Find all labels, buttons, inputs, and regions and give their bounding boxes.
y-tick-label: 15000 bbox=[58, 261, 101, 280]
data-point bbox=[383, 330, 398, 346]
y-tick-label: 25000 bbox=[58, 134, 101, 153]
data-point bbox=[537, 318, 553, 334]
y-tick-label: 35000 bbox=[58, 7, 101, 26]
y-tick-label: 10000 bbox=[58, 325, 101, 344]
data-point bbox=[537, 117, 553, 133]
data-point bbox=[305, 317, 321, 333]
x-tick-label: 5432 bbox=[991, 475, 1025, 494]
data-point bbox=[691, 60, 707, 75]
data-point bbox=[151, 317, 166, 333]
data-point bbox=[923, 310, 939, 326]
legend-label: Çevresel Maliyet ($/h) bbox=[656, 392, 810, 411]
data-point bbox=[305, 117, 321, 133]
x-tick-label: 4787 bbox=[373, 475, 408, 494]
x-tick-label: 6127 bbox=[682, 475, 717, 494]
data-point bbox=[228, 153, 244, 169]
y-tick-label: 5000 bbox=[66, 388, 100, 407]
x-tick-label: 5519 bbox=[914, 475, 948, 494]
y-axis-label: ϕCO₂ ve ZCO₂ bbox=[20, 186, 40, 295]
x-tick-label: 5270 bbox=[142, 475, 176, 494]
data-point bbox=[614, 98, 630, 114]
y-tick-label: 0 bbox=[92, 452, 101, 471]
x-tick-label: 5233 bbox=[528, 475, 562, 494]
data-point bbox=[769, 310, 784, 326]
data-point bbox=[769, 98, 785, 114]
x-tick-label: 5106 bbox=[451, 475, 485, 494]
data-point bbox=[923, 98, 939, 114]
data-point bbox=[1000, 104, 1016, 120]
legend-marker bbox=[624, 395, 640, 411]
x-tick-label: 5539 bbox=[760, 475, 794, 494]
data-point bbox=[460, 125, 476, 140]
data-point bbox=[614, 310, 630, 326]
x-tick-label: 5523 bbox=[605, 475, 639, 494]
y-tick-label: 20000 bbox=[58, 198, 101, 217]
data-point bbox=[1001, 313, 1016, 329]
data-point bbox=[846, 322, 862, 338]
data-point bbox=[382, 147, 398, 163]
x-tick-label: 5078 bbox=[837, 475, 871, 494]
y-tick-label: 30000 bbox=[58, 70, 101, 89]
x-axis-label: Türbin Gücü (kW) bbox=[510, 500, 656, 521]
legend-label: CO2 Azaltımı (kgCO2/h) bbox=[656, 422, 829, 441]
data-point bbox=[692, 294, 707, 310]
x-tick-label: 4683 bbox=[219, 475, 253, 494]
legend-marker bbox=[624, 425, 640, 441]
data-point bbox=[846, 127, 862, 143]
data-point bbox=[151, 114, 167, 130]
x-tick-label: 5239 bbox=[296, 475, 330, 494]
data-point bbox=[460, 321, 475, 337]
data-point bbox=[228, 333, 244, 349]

**Directions for this task**
Return every line of the material above, unchanged and in the same order.

**Exercise answer**
Find all labels, buttons, inputs, and regions and give their bounding boxes.
y-tick-label: 15000 bbox=[58, 261, 101, 280]
data-point bbox=[383, 330, 398, 346]
y-tick-label: 25000 bbox=[58, 134, 101, 153]
data-point bbox=[537, 318, 553, 334]
y-tick-label: 35000 bbox=[58, 7, 101, 26]
y-tick-label: 10000 bbox=[58, 325, 101, 344]
data-point bbox=[537, 117, 553, 133]
data-point bbox=[305, 317, 321, 333]
x-tick-label: 5432 bbox=[991, 475, 1025, 494]
data-point bbox=[691, 60, 707, 75]
data-point bbox=[151, 317, 166, 333]
data-point bbox=[923, 310, 939, 326]
legend-label: Çevresel Maliyet ($/h) bbox=[656, 392, 810, 411]
data-point bbox=[305, 117, 321, 133]
x-tick-label: 4787 bbox=[373, 475, 408, 494]
x-tick-label: 6127 bbox=[682, 475, 717, 494]
data-point bbox=[228, 153, 244, 169]
y-tick-label: 5000 bbox=[66, 388, 100, 407]
x-tick-label: 5519 bbox=[914, 475, 948, 494]
y-axis-label: ϕCO₂ ve ZCO₂ bbox=[20, 186, 40, 295]
x-tick-label: 5270 bbox=[142, 475, 176, 494]
data-point bbox=[614, 98, 630, 114]
y-tick-label: 0 bbox=[92, 452, 101, 471]
x-tick-label: 5233 bbox=[528, 475, 562, 494]
data-point bbox=[769, 310, 784, 326]
data-point bbox=[769, 98, 785, 114]
x-tick-label: 5106 bbox=[451, 475, 485, 494]
data-point bbox=[923, 98, 939, 114]
data-point bbox=[1000, 104, 1016, 120]
legend-marker bbox=[624, 395, 640, 411]
x-tick-label: 5539 bbox=[760, 475, 794, 494]
data-point bbox=[460, 125, 476, 140]
data-point bbox=[614, 310, 630, 326]
x-tick-label: 5523 bbox=[605, 475, 639, 494]
y-tick-label: 20000 bbox=[58, 198, 101, 217]
data-point bbox=[1001, 313, 1016, 329]
data-point bbox=[846, 322, 862, 338]
data-point bbox=[382, 147, 398, 163]
x-tick-label: 5078 bbox=[837, 475, 871, 494]
y-tick-label: 30000 bbox=[58, 70, 101, 89]
x-axis-label: Türbin Gücü (kW) bbox=[510, 500, 656, 521]
legend-label: CO2 Azaltımı (kgCO2/h) bbox=[656, 422, 829, 441]
data-point bbox=[692, 294, 707, 310]
x-tick-label: 4683 bbox=[219, 475, 253, 494]
legend-marker bbox=[624, 425, 640, 441]
data-point bbox=[846, 127, 862, 143]
data-point bbox=[151, 114, 167, 130]
x-tick-label: 5239 bbox=[296, 475, 330, 494]
data-point bbox=[460, 321, 475, 337]
data-point bbox=[228, 333, 244, 349]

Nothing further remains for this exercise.